Copy the lines holding the word "What", all of them.

.....

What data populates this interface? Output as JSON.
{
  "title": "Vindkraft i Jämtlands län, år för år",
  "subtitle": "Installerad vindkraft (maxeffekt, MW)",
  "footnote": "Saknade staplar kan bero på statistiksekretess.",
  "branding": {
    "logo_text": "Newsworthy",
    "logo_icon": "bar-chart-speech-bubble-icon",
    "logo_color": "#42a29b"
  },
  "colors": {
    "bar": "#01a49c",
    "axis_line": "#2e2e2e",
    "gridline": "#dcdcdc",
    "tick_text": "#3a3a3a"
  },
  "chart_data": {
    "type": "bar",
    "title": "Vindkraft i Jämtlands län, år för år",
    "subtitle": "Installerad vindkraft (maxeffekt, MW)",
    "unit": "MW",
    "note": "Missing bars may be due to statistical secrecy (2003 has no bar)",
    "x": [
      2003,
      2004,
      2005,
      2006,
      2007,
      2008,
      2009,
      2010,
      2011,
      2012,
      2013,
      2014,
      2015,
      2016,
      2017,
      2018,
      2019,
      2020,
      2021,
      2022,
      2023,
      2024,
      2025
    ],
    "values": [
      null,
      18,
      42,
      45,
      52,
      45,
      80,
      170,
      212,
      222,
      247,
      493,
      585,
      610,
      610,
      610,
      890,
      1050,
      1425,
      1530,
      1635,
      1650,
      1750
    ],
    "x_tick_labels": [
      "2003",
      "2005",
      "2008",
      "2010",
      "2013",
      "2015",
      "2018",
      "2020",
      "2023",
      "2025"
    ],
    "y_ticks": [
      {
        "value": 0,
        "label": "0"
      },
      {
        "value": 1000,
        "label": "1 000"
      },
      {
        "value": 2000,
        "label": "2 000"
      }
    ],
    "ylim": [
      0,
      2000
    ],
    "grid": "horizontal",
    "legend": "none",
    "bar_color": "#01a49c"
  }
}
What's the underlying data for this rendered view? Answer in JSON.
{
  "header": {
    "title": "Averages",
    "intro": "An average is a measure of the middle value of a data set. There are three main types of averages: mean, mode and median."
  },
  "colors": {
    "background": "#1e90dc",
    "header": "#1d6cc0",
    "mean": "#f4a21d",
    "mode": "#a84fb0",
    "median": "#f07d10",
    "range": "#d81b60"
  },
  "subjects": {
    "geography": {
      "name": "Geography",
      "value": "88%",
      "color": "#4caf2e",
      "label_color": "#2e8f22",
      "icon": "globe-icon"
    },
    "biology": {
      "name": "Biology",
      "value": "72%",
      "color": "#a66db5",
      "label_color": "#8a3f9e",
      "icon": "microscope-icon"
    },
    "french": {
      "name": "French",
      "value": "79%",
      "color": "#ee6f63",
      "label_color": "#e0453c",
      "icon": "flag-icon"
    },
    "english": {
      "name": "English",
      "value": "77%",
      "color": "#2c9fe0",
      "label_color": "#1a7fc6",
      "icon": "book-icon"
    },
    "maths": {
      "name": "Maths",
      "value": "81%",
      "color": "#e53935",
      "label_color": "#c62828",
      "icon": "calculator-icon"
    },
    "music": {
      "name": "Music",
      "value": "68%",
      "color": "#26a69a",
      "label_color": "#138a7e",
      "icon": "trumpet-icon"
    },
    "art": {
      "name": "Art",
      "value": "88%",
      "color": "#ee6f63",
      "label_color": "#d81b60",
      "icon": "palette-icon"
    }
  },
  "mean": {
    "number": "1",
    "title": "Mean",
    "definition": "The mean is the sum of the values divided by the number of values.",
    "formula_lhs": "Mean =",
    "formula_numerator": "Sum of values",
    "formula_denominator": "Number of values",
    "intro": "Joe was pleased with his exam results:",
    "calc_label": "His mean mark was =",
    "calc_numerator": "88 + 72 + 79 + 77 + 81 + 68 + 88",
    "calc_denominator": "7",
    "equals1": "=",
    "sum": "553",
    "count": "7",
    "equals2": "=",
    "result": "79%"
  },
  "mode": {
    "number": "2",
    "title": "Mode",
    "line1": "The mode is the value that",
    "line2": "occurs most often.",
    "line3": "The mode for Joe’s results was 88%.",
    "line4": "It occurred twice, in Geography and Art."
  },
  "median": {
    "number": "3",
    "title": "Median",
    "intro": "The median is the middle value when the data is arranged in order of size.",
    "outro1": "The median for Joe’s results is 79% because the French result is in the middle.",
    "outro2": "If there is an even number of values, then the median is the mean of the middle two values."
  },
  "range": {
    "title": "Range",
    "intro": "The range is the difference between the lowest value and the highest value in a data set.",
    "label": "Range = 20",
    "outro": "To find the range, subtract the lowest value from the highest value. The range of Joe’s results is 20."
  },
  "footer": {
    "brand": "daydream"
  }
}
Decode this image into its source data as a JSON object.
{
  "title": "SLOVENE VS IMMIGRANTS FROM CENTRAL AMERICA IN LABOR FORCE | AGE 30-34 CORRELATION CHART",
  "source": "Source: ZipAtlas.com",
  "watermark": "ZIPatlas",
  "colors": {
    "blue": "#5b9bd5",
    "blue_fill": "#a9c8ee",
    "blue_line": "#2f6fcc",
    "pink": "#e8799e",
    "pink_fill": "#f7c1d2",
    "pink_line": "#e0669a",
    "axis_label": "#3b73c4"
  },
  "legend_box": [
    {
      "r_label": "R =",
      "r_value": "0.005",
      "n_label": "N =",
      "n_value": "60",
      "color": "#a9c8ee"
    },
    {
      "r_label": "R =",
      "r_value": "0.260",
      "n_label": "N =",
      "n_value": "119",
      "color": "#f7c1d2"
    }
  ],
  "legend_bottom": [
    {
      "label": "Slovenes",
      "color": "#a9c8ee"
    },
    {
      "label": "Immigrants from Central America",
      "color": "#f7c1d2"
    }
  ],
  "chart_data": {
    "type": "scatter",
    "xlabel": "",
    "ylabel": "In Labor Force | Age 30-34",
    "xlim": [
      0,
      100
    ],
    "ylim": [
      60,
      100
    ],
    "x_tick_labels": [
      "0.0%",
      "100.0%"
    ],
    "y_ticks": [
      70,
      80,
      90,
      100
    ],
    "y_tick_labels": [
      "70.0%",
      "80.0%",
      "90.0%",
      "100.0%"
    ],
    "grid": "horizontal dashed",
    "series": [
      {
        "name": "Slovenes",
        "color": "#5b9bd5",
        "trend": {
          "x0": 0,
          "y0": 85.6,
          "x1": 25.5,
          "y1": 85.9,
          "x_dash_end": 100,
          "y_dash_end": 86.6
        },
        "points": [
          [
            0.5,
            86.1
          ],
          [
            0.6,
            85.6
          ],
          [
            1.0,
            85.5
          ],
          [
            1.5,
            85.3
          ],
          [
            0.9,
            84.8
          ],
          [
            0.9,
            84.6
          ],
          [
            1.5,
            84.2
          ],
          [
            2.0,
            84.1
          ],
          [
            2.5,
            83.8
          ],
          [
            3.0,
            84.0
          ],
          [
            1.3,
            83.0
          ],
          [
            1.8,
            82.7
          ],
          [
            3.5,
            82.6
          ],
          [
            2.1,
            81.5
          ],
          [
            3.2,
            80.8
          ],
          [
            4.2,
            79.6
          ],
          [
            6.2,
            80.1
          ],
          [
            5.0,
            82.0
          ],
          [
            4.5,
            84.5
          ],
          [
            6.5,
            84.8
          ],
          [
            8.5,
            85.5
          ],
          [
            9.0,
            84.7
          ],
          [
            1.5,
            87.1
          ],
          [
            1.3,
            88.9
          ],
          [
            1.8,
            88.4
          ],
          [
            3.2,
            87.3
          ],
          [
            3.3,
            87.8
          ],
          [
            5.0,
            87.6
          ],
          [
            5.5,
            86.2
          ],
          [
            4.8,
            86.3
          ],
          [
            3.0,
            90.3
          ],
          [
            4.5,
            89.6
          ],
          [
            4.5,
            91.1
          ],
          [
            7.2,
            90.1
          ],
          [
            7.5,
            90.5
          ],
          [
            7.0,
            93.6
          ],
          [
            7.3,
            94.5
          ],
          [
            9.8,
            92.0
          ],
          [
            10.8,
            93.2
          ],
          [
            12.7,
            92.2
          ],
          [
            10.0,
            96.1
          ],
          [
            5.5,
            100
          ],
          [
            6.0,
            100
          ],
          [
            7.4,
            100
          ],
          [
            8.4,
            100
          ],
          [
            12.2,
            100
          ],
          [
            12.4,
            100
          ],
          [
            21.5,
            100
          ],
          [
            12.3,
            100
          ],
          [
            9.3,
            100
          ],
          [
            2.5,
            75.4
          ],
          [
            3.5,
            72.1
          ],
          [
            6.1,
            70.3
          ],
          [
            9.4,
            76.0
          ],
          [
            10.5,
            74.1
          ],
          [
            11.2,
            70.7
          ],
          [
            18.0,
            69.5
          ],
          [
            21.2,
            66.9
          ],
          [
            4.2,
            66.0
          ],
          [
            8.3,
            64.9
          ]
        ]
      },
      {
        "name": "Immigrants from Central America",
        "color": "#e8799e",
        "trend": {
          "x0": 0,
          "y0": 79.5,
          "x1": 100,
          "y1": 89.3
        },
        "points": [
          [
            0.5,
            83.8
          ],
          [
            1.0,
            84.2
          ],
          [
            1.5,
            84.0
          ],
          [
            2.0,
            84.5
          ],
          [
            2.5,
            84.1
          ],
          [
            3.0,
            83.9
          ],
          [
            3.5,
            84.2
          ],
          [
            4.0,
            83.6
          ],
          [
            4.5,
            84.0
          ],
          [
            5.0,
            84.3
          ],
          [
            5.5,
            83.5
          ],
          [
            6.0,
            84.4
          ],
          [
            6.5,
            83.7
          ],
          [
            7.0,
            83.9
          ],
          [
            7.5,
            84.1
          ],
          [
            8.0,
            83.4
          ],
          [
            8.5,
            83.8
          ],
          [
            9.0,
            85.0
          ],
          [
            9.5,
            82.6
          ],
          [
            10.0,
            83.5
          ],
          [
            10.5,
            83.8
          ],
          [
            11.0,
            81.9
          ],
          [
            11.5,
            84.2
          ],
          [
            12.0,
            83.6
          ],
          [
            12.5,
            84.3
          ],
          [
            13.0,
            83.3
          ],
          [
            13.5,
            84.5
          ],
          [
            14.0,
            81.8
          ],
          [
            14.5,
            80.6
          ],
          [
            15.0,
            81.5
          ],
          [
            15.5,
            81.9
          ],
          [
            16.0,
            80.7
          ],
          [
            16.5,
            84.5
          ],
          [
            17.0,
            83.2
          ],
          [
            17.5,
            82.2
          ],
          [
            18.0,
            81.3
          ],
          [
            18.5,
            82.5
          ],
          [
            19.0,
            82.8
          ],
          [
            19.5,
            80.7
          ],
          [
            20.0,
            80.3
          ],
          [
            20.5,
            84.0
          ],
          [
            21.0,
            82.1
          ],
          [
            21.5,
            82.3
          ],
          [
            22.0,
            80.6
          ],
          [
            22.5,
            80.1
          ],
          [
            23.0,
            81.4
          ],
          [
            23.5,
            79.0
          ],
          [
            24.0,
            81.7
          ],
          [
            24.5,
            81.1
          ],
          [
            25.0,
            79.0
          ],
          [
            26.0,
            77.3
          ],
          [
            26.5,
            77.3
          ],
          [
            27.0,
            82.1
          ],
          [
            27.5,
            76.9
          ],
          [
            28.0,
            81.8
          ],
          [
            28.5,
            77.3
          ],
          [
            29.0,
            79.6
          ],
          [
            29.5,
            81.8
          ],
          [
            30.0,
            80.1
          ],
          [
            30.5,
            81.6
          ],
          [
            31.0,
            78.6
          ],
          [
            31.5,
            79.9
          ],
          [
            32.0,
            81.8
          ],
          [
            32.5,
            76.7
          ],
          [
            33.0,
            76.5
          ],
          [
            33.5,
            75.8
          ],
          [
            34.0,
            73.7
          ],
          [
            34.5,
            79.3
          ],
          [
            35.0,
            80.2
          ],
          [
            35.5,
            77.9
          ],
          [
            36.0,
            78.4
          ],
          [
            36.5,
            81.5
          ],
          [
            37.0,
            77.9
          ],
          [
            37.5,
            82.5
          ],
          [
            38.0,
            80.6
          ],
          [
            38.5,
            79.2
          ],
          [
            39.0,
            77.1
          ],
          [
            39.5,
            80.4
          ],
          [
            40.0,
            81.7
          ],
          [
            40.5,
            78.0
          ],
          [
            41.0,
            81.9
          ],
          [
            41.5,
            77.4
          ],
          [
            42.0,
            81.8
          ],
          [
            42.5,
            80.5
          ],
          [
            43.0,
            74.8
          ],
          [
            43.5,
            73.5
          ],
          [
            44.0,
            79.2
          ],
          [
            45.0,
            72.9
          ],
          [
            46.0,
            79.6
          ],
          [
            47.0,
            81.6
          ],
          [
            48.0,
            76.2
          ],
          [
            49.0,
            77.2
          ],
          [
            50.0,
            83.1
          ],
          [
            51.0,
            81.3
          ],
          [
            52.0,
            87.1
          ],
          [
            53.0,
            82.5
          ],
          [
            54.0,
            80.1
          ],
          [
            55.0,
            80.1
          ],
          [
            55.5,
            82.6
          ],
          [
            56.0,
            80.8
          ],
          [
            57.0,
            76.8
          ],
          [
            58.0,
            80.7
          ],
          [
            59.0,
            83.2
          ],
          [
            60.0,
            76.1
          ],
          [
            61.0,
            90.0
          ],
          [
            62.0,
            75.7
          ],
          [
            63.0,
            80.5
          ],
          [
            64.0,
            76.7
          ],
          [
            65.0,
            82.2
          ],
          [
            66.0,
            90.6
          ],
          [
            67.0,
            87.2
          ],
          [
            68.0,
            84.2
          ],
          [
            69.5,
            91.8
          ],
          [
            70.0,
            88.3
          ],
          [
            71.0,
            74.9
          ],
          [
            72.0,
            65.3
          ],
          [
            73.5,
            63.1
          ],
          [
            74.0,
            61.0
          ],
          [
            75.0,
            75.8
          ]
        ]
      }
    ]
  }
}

.....

OUTPUT OF THE TASK.
What data populates this interface? Output as JSON.
What's the underlying data for this rendered view? Answer in JSON.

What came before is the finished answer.